--- START ---

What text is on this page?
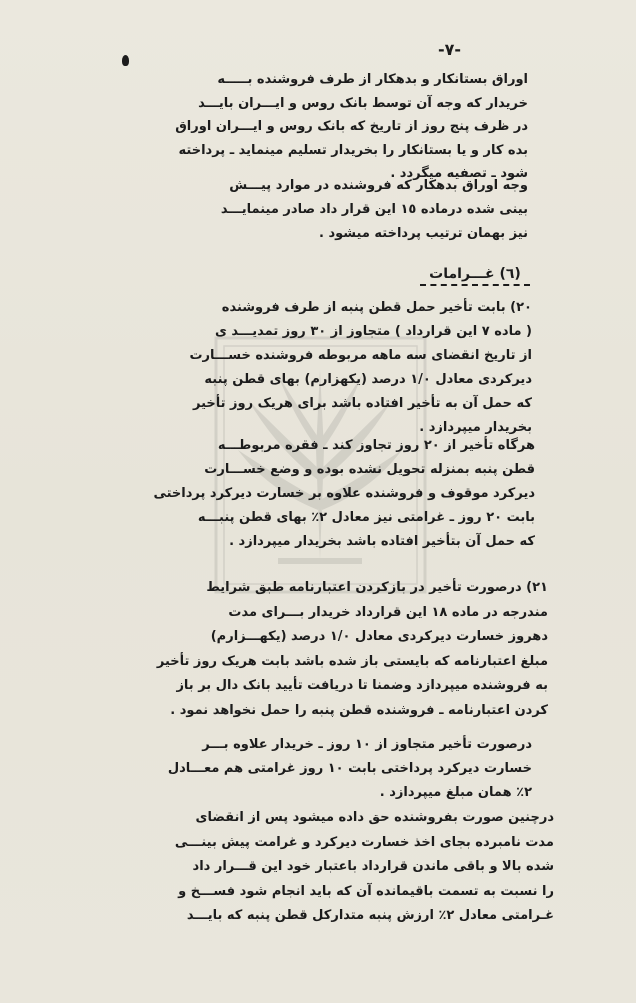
-٧-
اوراق بستانکار و بدهکار از طرف فروشنده بـــــه
خریدار که وجه آن توسط بانک روس و ایـــران بایـــد
در ظرف پنج روز از تاریخ که بانک روس و ایـــران اوراق
بده کار و یا بستانکار را بخریدار تسلیم مینماید ـ پرداخته
شود ـ تصفیه میگردد .
وجه اوراق بدهکار که فروشنده در موارد پیـــش
بینی شده درماده ١٥ این قرار داد صادر مینمایـــد
نیز بهمان ترتیب پرداخته میشود .
(٦) غـــرامات
٢٠) بابت تأخیر حمل قطن پنبه از طرف فروشنده
( ماده ٧ این قرارداد ) متجاوز از ٣٠ روز تمدیـــد ی
از تاریخ انقضای سه ماهه مربوطه فروشنده خســـارت
دیرکردی معادل ١/٠ درصد (یکهزارم) بهای قطن پنبه
که حمل آن به تأخیر افتاده باشد برای هریک روز تأخیر
بخریدار میپردازد .
هرگاه تأخیر از ٢٠ روز تجاوز کند ـ فقره مربوطـــه
قطن پنبه بمنزله تحویل نشده بوده و وضع خســـارت
دیرکرد موقوف و فروشنده علاوه بر خسارت دیرکرد پرداختی
بابت ٢٠ روز ـ غرامتی نیز معادل ٢٪ بهای قطن پنبـــه
که حمل آن بتأخیر افتاده باشد بخریدار میپردازد .
٢١) درصورت تأخیر در بازکردن اعتبارنامه طبق شرایط
مندرجه در ماده ١٨ این قرارداد خریدار بـــرای مدت
دهروز خسارت دیرکردی معادل ١/٠ درصد (یکهـــزارم)
مبلغ اعتبارنامه که بایستی باز شده باشد بابت هریک روز تأخیر
به فروشنده میپردازد وضمنا تا دریافت تأیید بانک دال بر باز
کردن اعتبارنامه ـ فروشنده قطن پنبه را حمل نخواهد نمود .
درصورت تأخیر متجاوز از ١٠ روز ـ خریدار علاوه بـــر
خسارت دیرکرد پرداختی بابت ١٠ روز غرامتی هم معـــادل
٢٪ همان مبلغ میپردازد .
درچنین صورت بفروشنده حق داده میشود پس از انقضای
مدت نامبرده بجای اخذ خسارت دیرکرد و غرامت پیش بینـــی
شده بالا و باقی ماندن قرارداد باعتبار خود این قـــرار داد
را نسبت به تسمت باقیمانده آن که باید انجام شود فســـخ و
غـرامتی معادل ٢٪ ارزش پنبه متدارکل قطن پنبه که بایـــد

--- END ---

EXERCISE GOAL: Show the lines that mention the word "بستانکار".

RESPONSE TO THIS EXERCISE:
اوراق بستانکار و بدهکار از طرف فروشنده بـــــه
بده کار و یا بستانکار را بخریدار تسلیم مینماید ـ پرداخته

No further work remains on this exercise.